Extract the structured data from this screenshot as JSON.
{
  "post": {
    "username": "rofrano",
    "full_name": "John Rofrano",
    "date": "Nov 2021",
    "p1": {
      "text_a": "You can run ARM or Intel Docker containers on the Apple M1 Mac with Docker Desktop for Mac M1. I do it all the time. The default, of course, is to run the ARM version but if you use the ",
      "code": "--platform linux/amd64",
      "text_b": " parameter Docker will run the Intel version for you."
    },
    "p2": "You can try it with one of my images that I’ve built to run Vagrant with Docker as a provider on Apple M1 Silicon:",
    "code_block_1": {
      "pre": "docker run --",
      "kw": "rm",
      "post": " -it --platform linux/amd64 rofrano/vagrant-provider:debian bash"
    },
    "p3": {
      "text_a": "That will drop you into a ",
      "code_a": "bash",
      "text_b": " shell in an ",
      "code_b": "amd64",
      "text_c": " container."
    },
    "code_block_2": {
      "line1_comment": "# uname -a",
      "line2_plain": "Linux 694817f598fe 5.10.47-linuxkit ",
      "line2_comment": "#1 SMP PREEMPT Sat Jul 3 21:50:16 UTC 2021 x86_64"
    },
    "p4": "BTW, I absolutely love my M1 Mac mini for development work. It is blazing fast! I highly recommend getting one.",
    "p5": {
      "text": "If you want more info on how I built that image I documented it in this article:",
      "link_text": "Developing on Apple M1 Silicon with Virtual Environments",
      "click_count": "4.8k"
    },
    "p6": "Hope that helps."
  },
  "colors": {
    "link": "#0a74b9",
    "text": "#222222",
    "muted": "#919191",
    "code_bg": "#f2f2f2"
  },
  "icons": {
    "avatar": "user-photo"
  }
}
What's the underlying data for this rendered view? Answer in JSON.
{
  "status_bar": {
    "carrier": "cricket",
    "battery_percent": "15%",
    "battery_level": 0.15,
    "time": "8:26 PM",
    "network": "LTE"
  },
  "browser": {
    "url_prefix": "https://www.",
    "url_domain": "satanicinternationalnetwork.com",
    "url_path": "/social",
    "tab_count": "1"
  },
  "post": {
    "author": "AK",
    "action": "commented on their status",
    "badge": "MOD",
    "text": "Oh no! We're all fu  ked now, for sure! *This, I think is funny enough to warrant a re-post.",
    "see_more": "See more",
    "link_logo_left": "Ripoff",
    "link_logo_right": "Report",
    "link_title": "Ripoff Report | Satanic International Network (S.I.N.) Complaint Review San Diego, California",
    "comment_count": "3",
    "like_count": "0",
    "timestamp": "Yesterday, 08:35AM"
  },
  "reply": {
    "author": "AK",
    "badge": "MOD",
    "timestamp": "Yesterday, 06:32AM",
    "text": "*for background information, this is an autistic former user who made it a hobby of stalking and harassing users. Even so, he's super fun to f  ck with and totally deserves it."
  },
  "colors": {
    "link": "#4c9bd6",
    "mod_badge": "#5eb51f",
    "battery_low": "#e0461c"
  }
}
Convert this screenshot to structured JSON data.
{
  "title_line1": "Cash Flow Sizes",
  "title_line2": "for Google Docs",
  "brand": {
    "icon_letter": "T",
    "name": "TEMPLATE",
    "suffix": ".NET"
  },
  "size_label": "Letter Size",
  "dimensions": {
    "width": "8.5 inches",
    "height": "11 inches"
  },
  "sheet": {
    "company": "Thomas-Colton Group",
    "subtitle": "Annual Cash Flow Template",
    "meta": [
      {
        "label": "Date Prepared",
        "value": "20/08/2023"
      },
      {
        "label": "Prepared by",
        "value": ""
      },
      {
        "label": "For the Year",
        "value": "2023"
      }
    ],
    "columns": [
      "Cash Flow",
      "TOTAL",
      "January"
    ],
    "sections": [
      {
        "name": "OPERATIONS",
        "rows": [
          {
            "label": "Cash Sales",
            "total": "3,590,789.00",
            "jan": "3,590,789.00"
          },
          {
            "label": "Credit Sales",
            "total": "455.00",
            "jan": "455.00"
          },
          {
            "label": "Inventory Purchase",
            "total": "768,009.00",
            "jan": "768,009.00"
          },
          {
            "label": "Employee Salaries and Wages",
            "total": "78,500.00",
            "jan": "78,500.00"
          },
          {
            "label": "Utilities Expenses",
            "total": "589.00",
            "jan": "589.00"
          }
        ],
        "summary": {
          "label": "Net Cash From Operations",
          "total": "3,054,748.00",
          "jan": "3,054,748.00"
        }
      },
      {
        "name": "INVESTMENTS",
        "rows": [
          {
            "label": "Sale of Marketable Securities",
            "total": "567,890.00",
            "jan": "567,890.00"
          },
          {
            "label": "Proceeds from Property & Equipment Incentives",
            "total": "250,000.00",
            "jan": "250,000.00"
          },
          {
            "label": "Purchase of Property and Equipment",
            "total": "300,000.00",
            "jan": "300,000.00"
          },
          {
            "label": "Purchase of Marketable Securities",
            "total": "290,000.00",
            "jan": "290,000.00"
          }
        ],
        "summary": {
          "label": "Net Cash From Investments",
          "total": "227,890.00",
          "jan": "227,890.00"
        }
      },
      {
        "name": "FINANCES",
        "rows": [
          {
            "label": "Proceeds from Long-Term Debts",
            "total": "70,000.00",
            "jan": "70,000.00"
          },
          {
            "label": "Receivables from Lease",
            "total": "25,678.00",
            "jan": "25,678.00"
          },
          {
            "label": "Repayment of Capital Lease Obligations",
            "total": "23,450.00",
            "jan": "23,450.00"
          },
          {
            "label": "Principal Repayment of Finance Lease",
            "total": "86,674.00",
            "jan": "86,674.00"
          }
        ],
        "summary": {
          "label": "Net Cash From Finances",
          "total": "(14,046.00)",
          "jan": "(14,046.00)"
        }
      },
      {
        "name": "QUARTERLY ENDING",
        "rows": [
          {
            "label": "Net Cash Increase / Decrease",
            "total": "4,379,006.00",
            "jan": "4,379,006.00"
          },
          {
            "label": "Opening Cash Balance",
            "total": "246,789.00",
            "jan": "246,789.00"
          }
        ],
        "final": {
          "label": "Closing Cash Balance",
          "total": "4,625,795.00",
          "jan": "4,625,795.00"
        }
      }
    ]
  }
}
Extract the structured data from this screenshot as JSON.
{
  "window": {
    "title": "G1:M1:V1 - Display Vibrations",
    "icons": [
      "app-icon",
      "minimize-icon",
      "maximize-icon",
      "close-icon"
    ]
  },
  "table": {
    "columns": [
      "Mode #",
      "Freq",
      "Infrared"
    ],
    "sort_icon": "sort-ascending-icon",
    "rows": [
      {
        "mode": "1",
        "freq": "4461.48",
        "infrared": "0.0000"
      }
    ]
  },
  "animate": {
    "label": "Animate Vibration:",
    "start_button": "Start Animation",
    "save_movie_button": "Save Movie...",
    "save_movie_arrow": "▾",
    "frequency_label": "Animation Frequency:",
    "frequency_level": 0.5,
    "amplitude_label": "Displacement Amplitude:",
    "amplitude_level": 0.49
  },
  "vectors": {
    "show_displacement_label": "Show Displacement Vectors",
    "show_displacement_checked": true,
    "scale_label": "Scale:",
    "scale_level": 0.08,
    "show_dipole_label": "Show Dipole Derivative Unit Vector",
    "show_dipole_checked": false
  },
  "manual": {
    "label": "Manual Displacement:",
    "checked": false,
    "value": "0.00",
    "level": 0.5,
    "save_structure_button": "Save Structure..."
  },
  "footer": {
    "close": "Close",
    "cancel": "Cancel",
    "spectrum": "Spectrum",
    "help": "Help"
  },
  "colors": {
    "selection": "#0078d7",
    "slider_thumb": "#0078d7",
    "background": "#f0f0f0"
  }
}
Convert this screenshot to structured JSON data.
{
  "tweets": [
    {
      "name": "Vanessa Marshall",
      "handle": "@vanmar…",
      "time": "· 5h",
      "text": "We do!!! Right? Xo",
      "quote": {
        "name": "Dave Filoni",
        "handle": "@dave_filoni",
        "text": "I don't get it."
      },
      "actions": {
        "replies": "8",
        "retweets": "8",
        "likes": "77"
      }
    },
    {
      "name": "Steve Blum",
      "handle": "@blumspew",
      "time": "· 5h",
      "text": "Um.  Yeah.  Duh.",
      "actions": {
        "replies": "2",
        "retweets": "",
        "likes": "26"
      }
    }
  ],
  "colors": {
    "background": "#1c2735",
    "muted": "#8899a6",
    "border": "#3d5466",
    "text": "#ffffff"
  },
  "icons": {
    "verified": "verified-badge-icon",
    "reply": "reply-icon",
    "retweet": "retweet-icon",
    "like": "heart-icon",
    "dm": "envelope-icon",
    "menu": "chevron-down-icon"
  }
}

• [DIRECTION]: Extract all lines from the material above that include the word "Yesterday".

• [SOLVED EXERCISE]:
    "timestamp": "Yesterday, 08:35AM"
    "timestamp": "Yesterday, 06:32AM",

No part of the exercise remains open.